Rows »

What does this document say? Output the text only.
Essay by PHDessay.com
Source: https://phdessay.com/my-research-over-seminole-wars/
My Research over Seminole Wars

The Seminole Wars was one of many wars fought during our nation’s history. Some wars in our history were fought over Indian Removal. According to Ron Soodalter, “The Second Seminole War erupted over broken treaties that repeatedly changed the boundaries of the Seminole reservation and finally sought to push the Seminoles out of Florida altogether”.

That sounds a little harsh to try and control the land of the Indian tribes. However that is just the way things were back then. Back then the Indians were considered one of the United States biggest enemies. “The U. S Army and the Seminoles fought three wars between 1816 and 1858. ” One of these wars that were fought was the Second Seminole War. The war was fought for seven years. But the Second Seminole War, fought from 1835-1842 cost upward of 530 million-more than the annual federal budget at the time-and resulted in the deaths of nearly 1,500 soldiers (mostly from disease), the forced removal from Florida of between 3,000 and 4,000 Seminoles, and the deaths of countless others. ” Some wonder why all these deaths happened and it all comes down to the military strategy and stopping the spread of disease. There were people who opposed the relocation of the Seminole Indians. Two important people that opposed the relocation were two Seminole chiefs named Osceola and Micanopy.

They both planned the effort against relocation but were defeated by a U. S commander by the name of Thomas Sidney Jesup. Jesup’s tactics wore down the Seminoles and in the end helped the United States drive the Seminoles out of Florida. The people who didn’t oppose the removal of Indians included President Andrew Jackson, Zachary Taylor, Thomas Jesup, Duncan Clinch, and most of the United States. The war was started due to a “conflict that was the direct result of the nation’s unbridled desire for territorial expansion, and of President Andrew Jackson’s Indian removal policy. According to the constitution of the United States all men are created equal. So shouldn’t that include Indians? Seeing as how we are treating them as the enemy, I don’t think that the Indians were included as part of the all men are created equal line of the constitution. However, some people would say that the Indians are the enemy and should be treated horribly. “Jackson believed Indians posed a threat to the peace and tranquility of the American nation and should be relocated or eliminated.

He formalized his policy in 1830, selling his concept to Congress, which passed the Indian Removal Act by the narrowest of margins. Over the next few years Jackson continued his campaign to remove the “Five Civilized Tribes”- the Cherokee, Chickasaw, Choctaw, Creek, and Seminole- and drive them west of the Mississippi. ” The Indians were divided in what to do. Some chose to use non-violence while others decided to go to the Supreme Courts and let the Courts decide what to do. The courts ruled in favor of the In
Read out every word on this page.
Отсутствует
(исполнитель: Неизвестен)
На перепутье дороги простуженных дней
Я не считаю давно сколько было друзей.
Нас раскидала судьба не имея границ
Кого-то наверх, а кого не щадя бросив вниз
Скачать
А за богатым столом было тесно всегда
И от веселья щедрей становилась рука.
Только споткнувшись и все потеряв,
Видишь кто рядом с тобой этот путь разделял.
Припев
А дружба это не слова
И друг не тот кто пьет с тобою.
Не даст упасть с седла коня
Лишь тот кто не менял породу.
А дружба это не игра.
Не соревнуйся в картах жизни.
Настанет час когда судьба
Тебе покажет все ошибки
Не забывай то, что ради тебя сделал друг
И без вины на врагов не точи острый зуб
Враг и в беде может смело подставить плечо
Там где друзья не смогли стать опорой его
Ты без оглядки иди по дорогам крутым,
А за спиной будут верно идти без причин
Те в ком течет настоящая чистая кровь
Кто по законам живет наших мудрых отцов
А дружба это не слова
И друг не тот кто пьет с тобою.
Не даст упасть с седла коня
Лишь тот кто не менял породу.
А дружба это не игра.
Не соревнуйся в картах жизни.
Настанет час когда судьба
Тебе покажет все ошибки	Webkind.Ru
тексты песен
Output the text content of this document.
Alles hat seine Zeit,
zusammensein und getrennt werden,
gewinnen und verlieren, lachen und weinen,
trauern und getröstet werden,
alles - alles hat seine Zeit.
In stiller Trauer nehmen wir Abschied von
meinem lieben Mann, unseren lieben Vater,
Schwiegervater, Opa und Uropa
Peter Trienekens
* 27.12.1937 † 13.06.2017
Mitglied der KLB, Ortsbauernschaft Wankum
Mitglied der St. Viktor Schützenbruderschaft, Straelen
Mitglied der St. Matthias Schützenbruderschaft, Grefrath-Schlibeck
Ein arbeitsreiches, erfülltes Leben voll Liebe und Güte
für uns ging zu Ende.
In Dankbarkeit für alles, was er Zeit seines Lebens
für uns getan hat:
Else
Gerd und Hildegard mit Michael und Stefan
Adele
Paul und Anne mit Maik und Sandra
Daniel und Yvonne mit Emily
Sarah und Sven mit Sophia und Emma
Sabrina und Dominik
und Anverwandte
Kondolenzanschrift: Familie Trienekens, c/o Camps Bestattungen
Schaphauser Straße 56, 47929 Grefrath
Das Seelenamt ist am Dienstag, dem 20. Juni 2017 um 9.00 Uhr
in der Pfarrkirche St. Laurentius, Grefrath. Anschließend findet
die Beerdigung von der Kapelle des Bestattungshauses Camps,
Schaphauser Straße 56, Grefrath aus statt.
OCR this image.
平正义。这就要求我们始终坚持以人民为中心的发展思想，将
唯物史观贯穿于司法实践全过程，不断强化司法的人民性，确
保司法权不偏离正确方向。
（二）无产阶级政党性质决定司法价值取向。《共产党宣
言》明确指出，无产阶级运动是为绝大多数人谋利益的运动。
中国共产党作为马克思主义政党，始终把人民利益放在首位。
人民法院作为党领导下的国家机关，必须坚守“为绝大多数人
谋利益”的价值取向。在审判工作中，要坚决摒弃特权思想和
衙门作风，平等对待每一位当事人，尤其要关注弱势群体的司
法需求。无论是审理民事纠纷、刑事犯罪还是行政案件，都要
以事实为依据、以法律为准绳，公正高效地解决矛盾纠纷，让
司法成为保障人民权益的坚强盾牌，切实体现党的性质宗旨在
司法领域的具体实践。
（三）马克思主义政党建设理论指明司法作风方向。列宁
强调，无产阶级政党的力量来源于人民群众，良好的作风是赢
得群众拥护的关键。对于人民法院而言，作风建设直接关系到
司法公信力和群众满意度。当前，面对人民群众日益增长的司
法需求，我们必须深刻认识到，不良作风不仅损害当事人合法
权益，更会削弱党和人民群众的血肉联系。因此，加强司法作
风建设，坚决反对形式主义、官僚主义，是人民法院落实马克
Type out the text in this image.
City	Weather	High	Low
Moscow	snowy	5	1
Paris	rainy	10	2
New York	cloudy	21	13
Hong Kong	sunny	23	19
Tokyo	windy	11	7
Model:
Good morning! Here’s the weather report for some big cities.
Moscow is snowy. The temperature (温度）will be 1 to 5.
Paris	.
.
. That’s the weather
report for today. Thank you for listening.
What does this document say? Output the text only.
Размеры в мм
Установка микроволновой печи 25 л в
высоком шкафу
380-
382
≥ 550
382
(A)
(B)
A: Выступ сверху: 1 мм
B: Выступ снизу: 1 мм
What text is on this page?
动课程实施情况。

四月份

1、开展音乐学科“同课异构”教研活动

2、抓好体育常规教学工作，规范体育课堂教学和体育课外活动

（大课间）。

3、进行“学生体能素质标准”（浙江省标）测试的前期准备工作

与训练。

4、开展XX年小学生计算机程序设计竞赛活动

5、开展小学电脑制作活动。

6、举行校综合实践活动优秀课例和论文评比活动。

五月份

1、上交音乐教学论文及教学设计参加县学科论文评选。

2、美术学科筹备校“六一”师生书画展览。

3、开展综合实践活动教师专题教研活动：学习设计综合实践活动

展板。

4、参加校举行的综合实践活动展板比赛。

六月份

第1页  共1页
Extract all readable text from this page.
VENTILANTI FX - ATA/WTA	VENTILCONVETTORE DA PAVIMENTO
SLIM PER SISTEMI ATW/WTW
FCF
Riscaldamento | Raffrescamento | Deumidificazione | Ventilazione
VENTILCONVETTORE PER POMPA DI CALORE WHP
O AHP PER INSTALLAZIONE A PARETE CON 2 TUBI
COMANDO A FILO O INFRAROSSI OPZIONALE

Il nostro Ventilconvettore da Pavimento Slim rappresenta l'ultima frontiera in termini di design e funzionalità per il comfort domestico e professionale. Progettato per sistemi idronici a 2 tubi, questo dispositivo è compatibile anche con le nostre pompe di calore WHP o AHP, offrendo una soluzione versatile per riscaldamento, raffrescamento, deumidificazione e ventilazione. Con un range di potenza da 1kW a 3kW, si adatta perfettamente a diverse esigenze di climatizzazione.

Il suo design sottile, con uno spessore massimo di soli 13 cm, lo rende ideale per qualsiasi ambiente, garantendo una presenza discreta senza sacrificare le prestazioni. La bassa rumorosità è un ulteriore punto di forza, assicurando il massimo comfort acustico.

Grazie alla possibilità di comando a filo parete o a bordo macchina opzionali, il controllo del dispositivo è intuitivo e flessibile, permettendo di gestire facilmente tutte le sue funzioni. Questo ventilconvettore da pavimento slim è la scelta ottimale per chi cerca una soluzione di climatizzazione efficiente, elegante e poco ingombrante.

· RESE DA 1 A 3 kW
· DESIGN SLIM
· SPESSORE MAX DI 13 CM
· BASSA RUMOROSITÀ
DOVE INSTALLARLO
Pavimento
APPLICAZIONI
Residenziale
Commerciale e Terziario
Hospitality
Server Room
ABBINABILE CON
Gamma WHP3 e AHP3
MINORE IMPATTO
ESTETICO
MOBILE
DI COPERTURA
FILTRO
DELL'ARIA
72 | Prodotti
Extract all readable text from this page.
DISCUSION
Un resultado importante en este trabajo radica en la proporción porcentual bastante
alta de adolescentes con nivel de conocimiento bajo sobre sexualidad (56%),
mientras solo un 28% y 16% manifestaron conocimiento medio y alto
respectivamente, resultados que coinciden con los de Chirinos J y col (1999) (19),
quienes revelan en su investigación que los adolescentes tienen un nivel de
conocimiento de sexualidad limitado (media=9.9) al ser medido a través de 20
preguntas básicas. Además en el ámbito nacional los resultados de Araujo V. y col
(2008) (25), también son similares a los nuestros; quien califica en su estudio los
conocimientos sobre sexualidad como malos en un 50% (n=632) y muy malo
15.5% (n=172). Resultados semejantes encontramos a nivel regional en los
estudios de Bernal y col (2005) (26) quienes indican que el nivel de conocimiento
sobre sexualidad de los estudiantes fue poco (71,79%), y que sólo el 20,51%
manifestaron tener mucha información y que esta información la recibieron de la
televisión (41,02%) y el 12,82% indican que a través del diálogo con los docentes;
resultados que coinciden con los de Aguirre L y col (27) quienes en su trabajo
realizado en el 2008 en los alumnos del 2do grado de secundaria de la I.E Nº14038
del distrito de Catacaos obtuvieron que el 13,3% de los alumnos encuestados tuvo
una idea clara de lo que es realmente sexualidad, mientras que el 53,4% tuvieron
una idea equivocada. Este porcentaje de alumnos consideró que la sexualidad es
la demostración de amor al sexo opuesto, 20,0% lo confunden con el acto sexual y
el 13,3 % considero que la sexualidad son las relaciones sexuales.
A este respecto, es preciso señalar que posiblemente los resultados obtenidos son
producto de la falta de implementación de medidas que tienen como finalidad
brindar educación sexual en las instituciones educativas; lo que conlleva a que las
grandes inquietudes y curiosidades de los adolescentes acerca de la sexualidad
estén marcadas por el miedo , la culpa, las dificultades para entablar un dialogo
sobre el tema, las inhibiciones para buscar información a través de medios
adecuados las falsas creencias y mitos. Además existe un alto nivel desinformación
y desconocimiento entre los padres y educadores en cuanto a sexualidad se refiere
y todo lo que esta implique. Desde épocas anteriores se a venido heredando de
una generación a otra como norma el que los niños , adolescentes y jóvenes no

What this task involves »
Figure out how many lines of the data above include "page", then give the number and nothing more.

Result »
4